### Exercise text

-- -- --

I have been off alcohol since the beginning of this year and it has affected our dining… Santanu had to let go of a chilled beer in the absence of a partner and settled for a virgin Mojito, for the main course we decided to go local and ordered two portions of Himachali Dhaam. The Dhaam in Himachal differs from region to region, it is essentially a mid-day meal (lunch) consisting of boiled rice, sweet rice, daal, sabji, roti/puri cooked in Himachali tradition and offers an opportunity to get acquainted with the delectable local taste. Originally, Dhaam used to be only cooked by Botis, a particular caste of Brahmins who are hereditary chefs but nowadays, there’s no such restrictions. Our platter had boiled rice, sweet rice, puri, chhole-aloo, paneer curry/ mutton and daal. The Dhaam feast as it is primarily a vegetarian fare but here at the Storii by ITC, they had made an exception for the non-vegetarians like us with the inclusion of Mutton curry. This was one of the best cuisine we had in Himachal even though we had visited the state numerous times.
After lunch, we relaxed within the resort and even played few rounds of TwentyNine after acquiring a pack of cards from the front desk of the hotel. Thereafter, we indulged in a leisurely coffee with cookies before returning to our hotel.
DAY FIVE
While coming to Palampur from Delhi, it had taken us almost 12 hours, but with moderate traffic. The return journey wouldn’t be like that especially once we are closer to Delhi in the evening… we were bound to encounter heavy traffic and consequent jams. Therefore, we decided to break our journey and stay overnight at Chandigarh (Panchkula/ Mohali/ Jirakpur) and booked two rooms at Bella Vista by ITC Welcom Group.

-- -- --

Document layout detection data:
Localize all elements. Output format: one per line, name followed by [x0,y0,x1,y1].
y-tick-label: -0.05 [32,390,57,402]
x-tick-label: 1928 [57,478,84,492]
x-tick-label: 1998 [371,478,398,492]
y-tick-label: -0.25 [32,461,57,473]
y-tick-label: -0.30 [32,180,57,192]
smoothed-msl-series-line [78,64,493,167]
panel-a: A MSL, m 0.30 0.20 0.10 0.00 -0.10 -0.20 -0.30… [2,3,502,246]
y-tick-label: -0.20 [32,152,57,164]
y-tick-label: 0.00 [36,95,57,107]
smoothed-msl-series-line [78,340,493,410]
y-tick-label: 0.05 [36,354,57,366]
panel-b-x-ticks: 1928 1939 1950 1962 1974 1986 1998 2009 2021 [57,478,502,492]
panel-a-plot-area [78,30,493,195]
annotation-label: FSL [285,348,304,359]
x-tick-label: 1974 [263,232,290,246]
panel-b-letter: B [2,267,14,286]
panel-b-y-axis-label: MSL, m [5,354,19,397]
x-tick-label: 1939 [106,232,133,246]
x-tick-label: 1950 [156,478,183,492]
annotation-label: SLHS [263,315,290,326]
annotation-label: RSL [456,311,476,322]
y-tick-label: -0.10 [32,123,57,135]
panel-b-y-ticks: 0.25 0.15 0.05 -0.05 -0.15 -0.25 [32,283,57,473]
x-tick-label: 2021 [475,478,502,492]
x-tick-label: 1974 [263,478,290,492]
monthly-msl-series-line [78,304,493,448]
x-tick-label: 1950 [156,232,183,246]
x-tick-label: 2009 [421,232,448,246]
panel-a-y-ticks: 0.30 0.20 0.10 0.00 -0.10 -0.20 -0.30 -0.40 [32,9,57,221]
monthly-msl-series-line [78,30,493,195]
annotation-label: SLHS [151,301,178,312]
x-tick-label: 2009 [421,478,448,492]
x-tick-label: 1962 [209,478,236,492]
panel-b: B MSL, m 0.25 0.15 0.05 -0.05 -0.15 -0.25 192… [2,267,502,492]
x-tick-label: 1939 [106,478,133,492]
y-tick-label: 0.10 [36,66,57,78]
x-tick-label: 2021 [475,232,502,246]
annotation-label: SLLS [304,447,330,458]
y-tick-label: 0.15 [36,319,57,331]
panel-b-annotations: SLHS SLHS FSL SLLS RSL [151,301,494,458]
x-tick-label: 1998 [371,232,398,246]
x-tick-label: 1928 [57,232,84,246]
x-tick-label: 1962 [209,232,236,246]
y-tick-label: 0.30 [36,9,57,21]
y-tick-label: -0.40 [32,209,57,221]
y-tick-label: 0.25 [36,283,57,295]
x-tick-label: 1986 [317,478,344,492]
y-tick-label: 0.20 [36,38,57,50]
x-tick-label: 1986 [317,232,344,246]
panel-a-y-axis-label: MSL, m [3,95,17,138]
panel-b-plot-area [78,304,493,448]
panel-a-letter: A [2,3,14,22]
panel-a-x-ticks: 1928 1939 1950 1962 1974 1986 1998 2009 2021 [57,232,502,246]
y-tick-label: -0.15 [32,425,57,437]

-- -- --

### Questions on the material
a. Write out the passage of the Himachal travel account from "After lunch, we" down to "to our hotel.".
b. Pick up the Himachal travel account after its last sentence and continue it.

### Solved tasks
a.
After lunch, we relaxed within the resort and even played few rounds of TwentyNine after acquiring a pack of cards from the front desk of the hotel. Thereafter, we indulged in a leisurely coffee with cookies before returning to our hotel.

b.
After our visit to the Storii by ITC, our expectations were high about Bella Vista, however, we were met with complete disappointments. The hotel is old, run down business hotel within the complex of a commercial mall which itself is in bad shape of disrepair and abandonment, probably affected by the Covid lockdown. The only grace was the quality food but marred by below par service… when we reached there in the afternoon, we were parched and hungry, so we ordered for chilled beer and Nachos with salsa to start with followed by tandoori chicken and naan for 3 of us and a veggie roll for Deepika. The beer was served with peanuts and followed with the main course, however, we kept waiting for the Nachos with salsa and eventually cancelled it. We have great regard for the ITC Welcom Group hotels and resorts and felt that this particular unit is probably forgotten and not in the radar of the management.
We had planned to go to Chandigarh in the evening but the unbearably hot weather made us stay back in the air-conditioned cool confines of the hotel room and play TwentyNine till dinner time.
DAY SIX
In the morning, we had a sumptuous buffet breakfast in the hotel and left for Delhi around 9:30 am, initially thinking that we would stop at the famous Puran Singh da Dhaba (Original) at Ambala Cantt and pack our lunch but Google Map took us through a different route altogether bypassing Ambala. We connected to NH44 just after Ambala and stopped only once for a break at the Haveli Resort. We reached the outskirts of Delhi around 12:30 pm and encountered heavy traffic… it took us another 1.5 hours to finally reach home, where Shinjini (daughter of Sangeeta-Santanu) along with Chewbacca the Princess, was waiting to pick-up her (their) parents.
It was not an ideal holiday that we would have preferred, primarily because of the unusual and extended heatwave conditions throughout the northern parts of the country including the hill stations but it had been a thoroughly enjoyable road trip after a long time.